--- Start ---
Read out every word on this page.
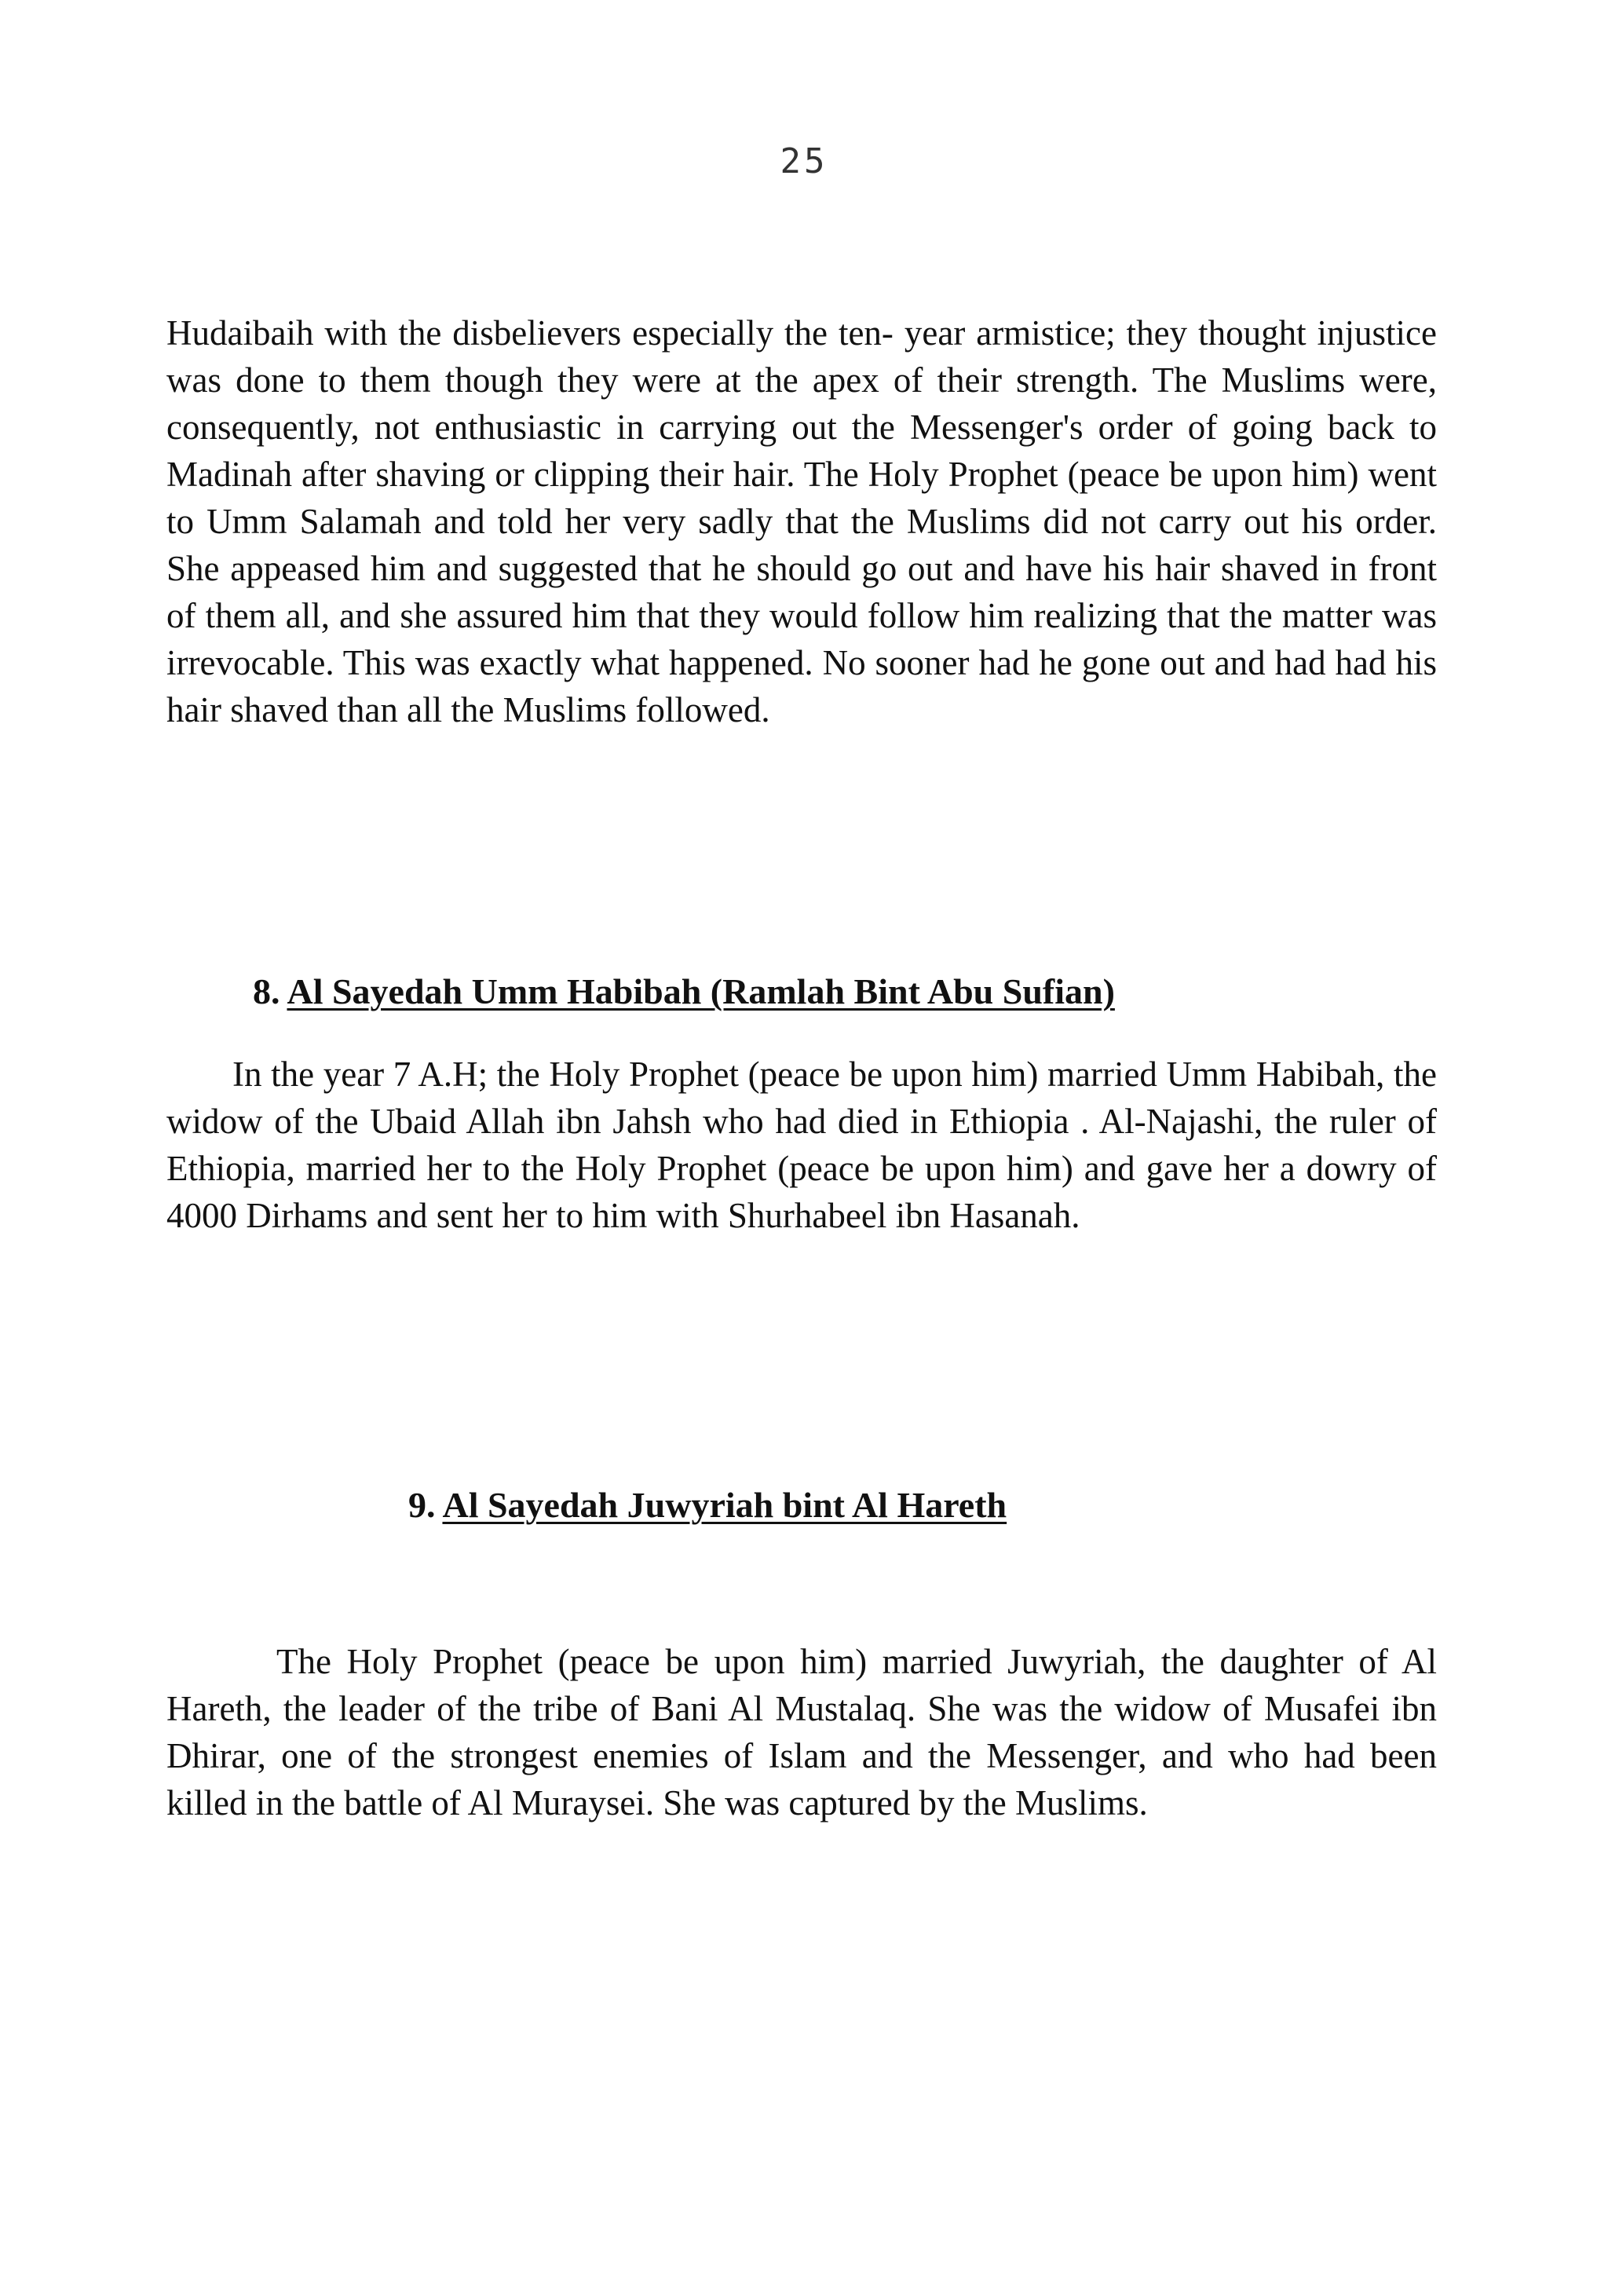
25

Hudaibaih with the disbelievers especially the ten- year armistice; they thought injustice was done to them though they were at the apex of their strength. The Muslims were, consequently, not enthusiastic in carrying out the Messenger's order of going back to Madinah after shaving or clipping their hair. The Holy Prophet (peace be upon him) went to Umm Salamah and told her very sadly that the Muslims did not carry out his order. She appeased him and suggested that he should go out and have his hair shaved in front of them all, and she assured him that they would follow him realizing that the matter was irrevocable. This was exactly what happened. No sooner had he gone out and had had his hair shaved than all the Muslims followed.

8. Al Sayedah Umm Habibah (Ramlah Bint Abu Sufian)

In the year 7 A.H; the Holy Prophet (peace be upon him) married Umm Habibah, the widow of the Ubaid Allah ibn Jahsh who had died in Ethiopia . Al-Najashi, the ruler of Ethiopia, married her to the Holy Prophet (peace be upon him) and gave her a dowry of 4000 Dirhams and sent her to him with Shurhabeel ibn Hasanah.

9. Al Sayedah Juwyriah bint Al Hareth

The Holy Prophet (peace be upon him) married Juwyriah, the daughter of Al Hareth, the leader of the tribe of Bani Al Mustalaq. She was the widow of Musafei ibn Dhirar, one of the strongest enemies of Islam and the Messenger, and who had been killed in the battle of Al Muraysei. She was captured by the Muslims.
--- End ---
◆ **Task to complete**: Report back each line of the entries that holds the string "married".

◆ **In response**:
In the year 7 A.H; the Holy Prophet (peace be upon him) married Umm Habibah, the widow of the Ubaid Allah ibn Jahsh who had died in Ethiopia . Al-Najashi, the ruler of Ethiopia, married her to the Holy Prophet (peace be upon him) and gave her a dowry of 4000 Dirhams and sent her to him with Shurhabeel ibn Hasanah.
The Holy Prophet (peace be upon him) married Juwyriah, the daughter of Al Hareth, the leader of the tribe of Bani Al Mustalaq. She was the widow of Musafei ibn Dhirar, one of the strongest enemies of Islam and the Messenger, and who had been killed in the battle of Al Muraysei. She was captured by the Muslims.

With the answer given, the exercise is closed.